■ **Task directions**: Give the listing again exactly, omitting its images.

Stored items:
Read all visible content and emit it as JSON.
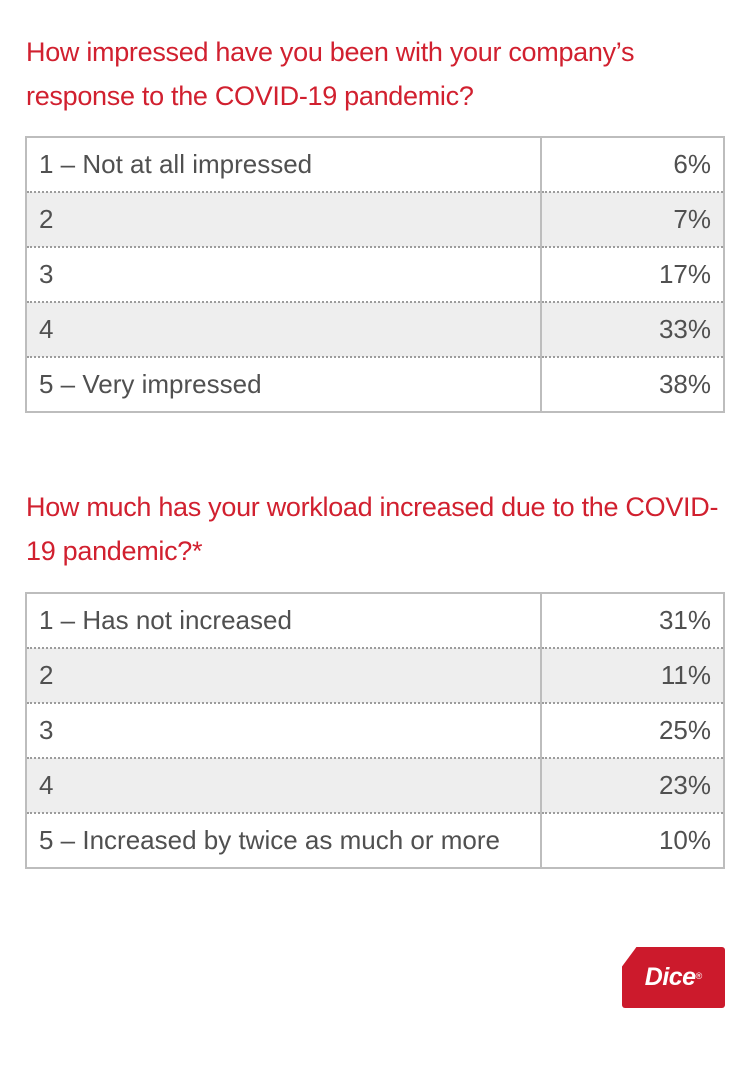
{
  "chart_data": [
    {
      "type": "table",
      "title": "How impressed have you been with your company’s response to the COVID-19 pandemic?",
      "rows": [
        {
          "label": "1 – Not at all impressed",
          "value": "6%"
        },
        {
          "label": "2",
          "value": "7%"
        },
        {
          "label": "3",
          "value": "17%"
        },
        {
          "label": "4",
          "value": "33%"
        },
        {
          "label": "5 – Very impressed",
          "value": "38%"
        }
      ]
    },
    {
      "type": "table",
      "title": "How much has your workload increased due to the COVID-19 pandemic?*",
      "rows": [
        {
          "label": "1 – Has not increased",
          "value": "31%"
        },
        {
          "label": "2",
          "value": "11%"
        },
        {
          "label": "3",
          "value": "25%"
        },
        {
          "label": "4",
          "value": "23%"
        },
        {
          "label": "5 – Increased by twice as much or more",
          "value": "10%"
        }
      ]
    }
  ],
  "logo": {
    "text": "Dice",
    "mark": "®",
    "color": "#cc1a2c"
  },
  "colors": {
    "accent": "#d1202f",
    "text": "#505050",
    "row_alt": "#eeeeee"
  }
}
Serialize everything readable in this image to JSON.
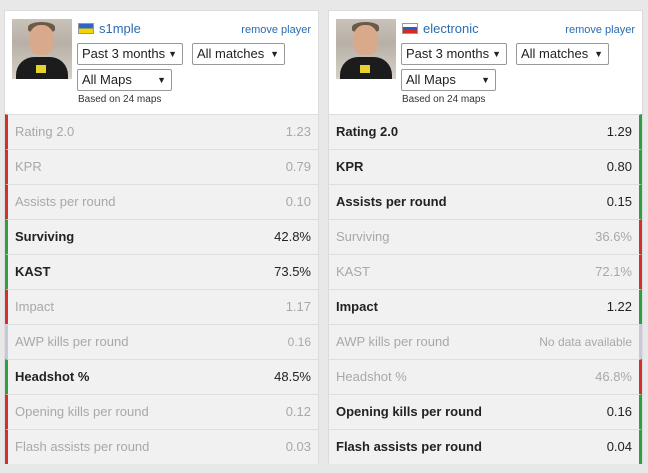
{
  "colors": {
    "win": "#2ea043",
    "loss": "#d0312d",
    "neutral": "#c8c8d8",
    "link": "#2a6bb2"
  },
  "players": [
    {
      "nickname": "s1mple",
      "flag": "ukraine-flag-icon",
      "remove_label": "remove player",
      "period": "Past 3 months",
      "matches": "All matches",
      "maps": "All Maps",
      "based_on": "Based on 24 maps",
      "stats": [
        {
          "name": "Rating 2.0",
          "value": "1.23",
          "status": "loss"
        },
        {
          "name": "KPR",
          "value": "0.79",
          "status": "loss"
        },
        {
          "name": "Assists per round",
          "value": "0.10",
          "status": "loss"
        },
        {
          "name": "Surviving",
          "value": "42.8%",
          "status": "win"
        },
        {
          "name": "KAST",
          "value": "73.5%",
          "status": "win"
        },
        {
          "name": "Impact",
          "value": "1.17",
          "status": "loss"
        },
        {
          "name": "AWP kills per round",
          "value": "0.16",
          "status": "na"
        },
        {
          "name": "Headshot %",
          "value": "48.5%",
          "status": "win"
        },
        {
          "name": "Opening kills per round",
          "value": "0.12",
          "status": "loss"
        },
        {
          "name": "Flash assists per round",
          "value": "0.03",
          "status": "loss"
        }
      ]
    },
    {
      "nickname": "electronic",
      "flag": "russia-flag-icon",
      "remove_label": "remove player",
      "period": "Past 3 months",
      "matches": "All matches",
      "maps": "All Maps",
      "based_on": "Based on 24 maps",
      "stats": [
        {
          "name": "Rating 2.0",
          "value": "1.29",
          "status": "win"
        },
        {
          "name": "KPR",
          "value": "0.80",
          "status": "win"
        },
        {
          "name": "Assists per round",
          "value": "0.15",
          "status": "win"
        },
        {
          "name": "Surviving",
          "value": "36.6%",
          "status": "loss"
        },
        {
          "name": "KAST",
          "value": "72.1%",
          "status": "loss"
        },
        {
          "name": "Impact",
          "value": "1.22",
          "status": "win"
        },
        {
          "name": "AWP kills per round",
          "value": "No data available",
          "status": "na"
        },
        {
          "name": "Headshot %",
          "value": "46.8%",
          "status": "loss"
        },
        {
          "name": "Opening kills per round",
          "value": "0.16",
          "status": "win"
        },
        {
          "name": "Flash assists per round",
          "value": "0.04",
          "status": "win"
        }
      ]
    }
  ]
}
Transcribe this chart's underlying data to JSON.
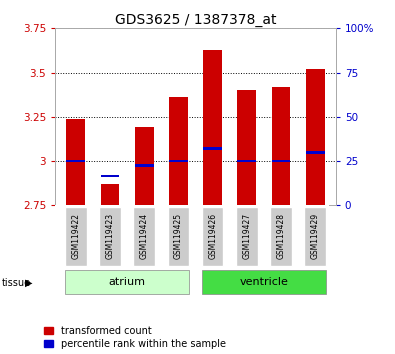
{
  "title": "GDS3625 / 1387378_at",
  "samples": [
    "GSM119422",
    "GSM119423",
    "GSM119424",
    "GSM119425",
    "GSM119426",
    "GSM119427",
    "GSM119428",
    "GSM119429"
  ],
  "red_values": [
    3.24,
    2.87,
    3.19,
    3.36,
    3.63,
    3.4,
    3.42,
    3.52
  ],
  "blue_values": [
    3.0,
    2.915,
    2.975,
    3.0,
    3.07,
    3.0,
    3.0,
    3.05
  ],
  "baseline": 2.75,
  "ylim_left": [
    2.75,
    3.75
  ],
  "yticks_left": [
    2.75,
    3.0,
    3.25,
    3.5,
    3.75
  ],
  "ytick_labels_left": [
    "2.75",
    "3",
    "3.25",
    "3.5",
    "3.75"
  ],
  "yticks_right_pct": [
    0,
    25,
    50,
    75,
    100
  ],
  "ytick_labels_right": [
    "0",
    "25",
    "50",
    "75",
    "100%"
  ],
  "atrium_indices": [
    0,
    1,
    2,
    3
  ],
  "ventricle_indices": [
    4,
    5,
    6,
    7
  ],
  "atrium_color": "#ccffcc",
  "ventricle_color": "#44dd44",
  "bar_color": "#cc0000",
  "blue_color": "#0000cc",
  "bar_width": 0.55,
  "label_box_color": "#cccccc",
  "left_axis_color": "#cc0000",
  "right_axis_color": "#0000cc",
  "legend_red_label": "transformed count",
  "legend_blue_label": "percentile rank within the sample",
  "title_fontsize": 10,
  "tick_fontsize": 7.5,
  "sample_fontsize": 5.5,
  "tissue_fontsize": 8,
  "legend_fontsize": 7
}
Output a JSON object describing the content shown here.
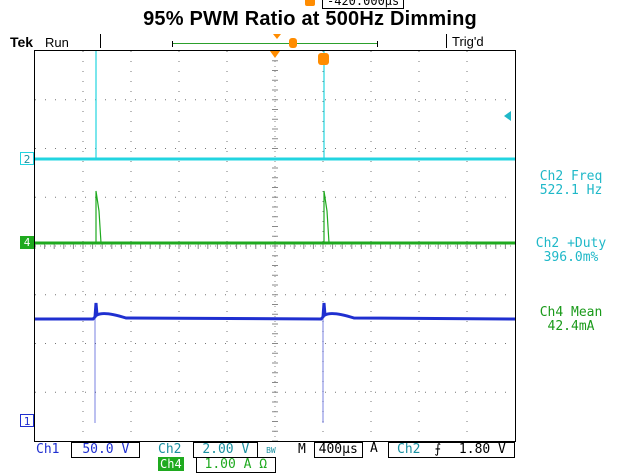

■ **Task response**:
Read all visible content and emit it as JSON.
{
  "chart_data": [
    {
      "type": "table",
      "title": "How impressed have you been with your company’s response to the COVID-19 pandemic?",
      "rows": [
        {
          "label": "1 – Not at all impressed",
          "value": "6%"
        },
        {
          "label": "2",
          "value": "7%"
        },
        {
          "label": "3",
          "value": "17%"
        },
        {
          "label": "4",
          "value": "33%"
        },
        {
          "label": "5 – Very impressed",
          "value": "38%"
        }
      ]
    },
    {
      "type": "table",
      "title": "How much has your workload increased due to the COVID-19 pandemic?*",
      "rows": [
        {
          "label": "1 – Has not increased",
          "value": "31%"
        },
        {
          "label": "2",
          "value": "11%"
        },
        {
          "label": "3",
          "value": "25%"
        },
        {
          "label": "4",
          "value": "23%"
        },
        {
          "label": "5 – Increased by twice as much or more",
          "value": "10%"
        }
      ]
    }
  ],
  "logo": {
    "text": "Dice",
    "mark": "®",
    "color": "#cc1a2c"
  },
  "colors": {
    "accent": "#d1202f",
    "text": "#505050",
    "row_alt": "#eeeeee"
  }
}
Serialize everything readable in this image to JSON.
{
  "colors": {
    "win": "#2ea043",
    "loss": "#d0312d",
    "neutral": "#c8c8d8",
    "link": "#2a6bb2"
  },
  "players": [
    {
      "nickname": "s1mple",
      "flag": "ukraine-flag-icon",
      "remove_label": "remove player",
      "period": "Past 3 months",
      "matches": "All matches",
      "maps": "All Maps",
      "based_on": "Based on 24 maps",
      "stats": [
        {
          "name": "Rating 2.0",
          "value": "1.23",
          "status": "loss"
        },
        {
          "name": "KPR",
          "value": "0.79",
          "status": "loss"
        },
        {
          "name": "Assists per round",
          "value": "0.10",
          "status": "loss"
        },
        {
          "name": "Surviving",
          "value": "42.8%",
          "status": "win"
        },
        {
          "name": "KAST",
          "value": "73.5%",
          "status": "win"
        },
        {
          "name": "Impact",
          "value": "1.17",
          "status": "loss"
        },
        {
          "name": "AWP kills per round",
          "value": "0.16",
          "status": "na"
        },
        {
          "name": "Headshot %",
          "value": "48.5%",
          "status": "win"
        },
        {
          "name": "Opening kills per round",
          "value": "0.12",
          "status": "loss"
        },
        {
          "name": "Flash assists per round",
          "value": "0.03",
          "status": "loss"
        }
      ]
    },
    {
      "nickname": "electronic",
      "flag": "russia-flag-icon",
      "remove_label": "remove player",
      "period": "Past 3 months",
      "matches": "All matches",
      "maps": "All Maps",
      "based_on": "Based on 24 maps",
      "stats": [
        {
          "name": "Rating 2.0",
          "value": "1.29",
          "status": "win"
        },
        {
          "name": "KPR",
          "value": "0.80",
          "status": "win"
        },
        {
          "name": "Assists per round",
          "value": "0.15",
          "status": "win"
        },
        {
          "name": "Surviving",
          "value": "36.6%",
          "status": "loss"
        },
        {
          "name": "KAST",
          "value": "72.1%",
          "status": "loss"
        },
        {
          "name": "Impact",
          "value": "1.22",
          "status": "win"
        },
        {
          "name": "AWP kills per round",
          "value": "No data available",
          "status": "na"
        },
        {
          "name": "Headshot %",
          "value": "46.8%",
          "status": "loss"
        },
        {
          "name": "Opening kills per round",
          "value": "0.16",
          "status": "win"
        },
        {
          "name": "Flash assists per round",
          "value": "0.04",
          "status": "win"
        }
      ]
    }
  ]
}
Transcribe this chart's underlying data to JSON.
{
  "title": "GDS3625 / 1387378_at",
  "samples": [
    "GSM119422",
    "GSM119423",
    "GSM119424",
    "GSM119425",
    "GSM119426",
    "GSM119427",
    "GSM119428",
    "GSM119429"
  ],
  "red_values": [
    3.24,
    2.87,
    3.19,
    3.36,
    3.63,
    3.4,
    3.42,
    3.52
  ],
  "blue_values": [
    3.0,
    2.915,
    2.975,
    3.0,
    3.07,
    3.0,
    3.0,
    3.05
  ],
  "baseline": 2.75,
  "ylim_left": [
    2.75,
    3.75
  ],
  "yticks_left": [
    2.75,
    3.0,
    3.25,
    3.5,
    3.75
  ],
  "ytick_labels_left": [
    "2.75",
    "3",
    "3.25",
    "3.5",
    "3.75"
  ],
  "yticks_right_pct": [
    0,
    25,
    50,
    75,
    100
  ],
  "ytick_labels_right": [
    "0",
    "25",
    "50",
    "75",
    "100%"
  ],
  "atrium_indices": [
    0,
    1,
    2,
    3
  ],
  "ventricle_indices": [
    4,
    5,
    6,
    7
  ],
  "atrium_color": "#ccffcc",
  "ventricle_color": "#44dd44",
  "bar_color": "#cc0000",
  "blue_color": "#0000cc",
  "bar_width": 0.55,
  "label_box_color": "#cccccc",
  "left_axis_color": "#cc0000",
  "right_axis_color": "#0000cc",
  "legend_red_label": "transformed count",
  "legend_blue_label": "percentile rank within the sample",
  "title_fontsize": 10,
  "tick_fontsize": 7.5,
  "sample_fontsize": 5.5,
  "tissue_fontsize": 8,
  "legend_fontsize": 7
}
Output a JSON object describing the content shown here.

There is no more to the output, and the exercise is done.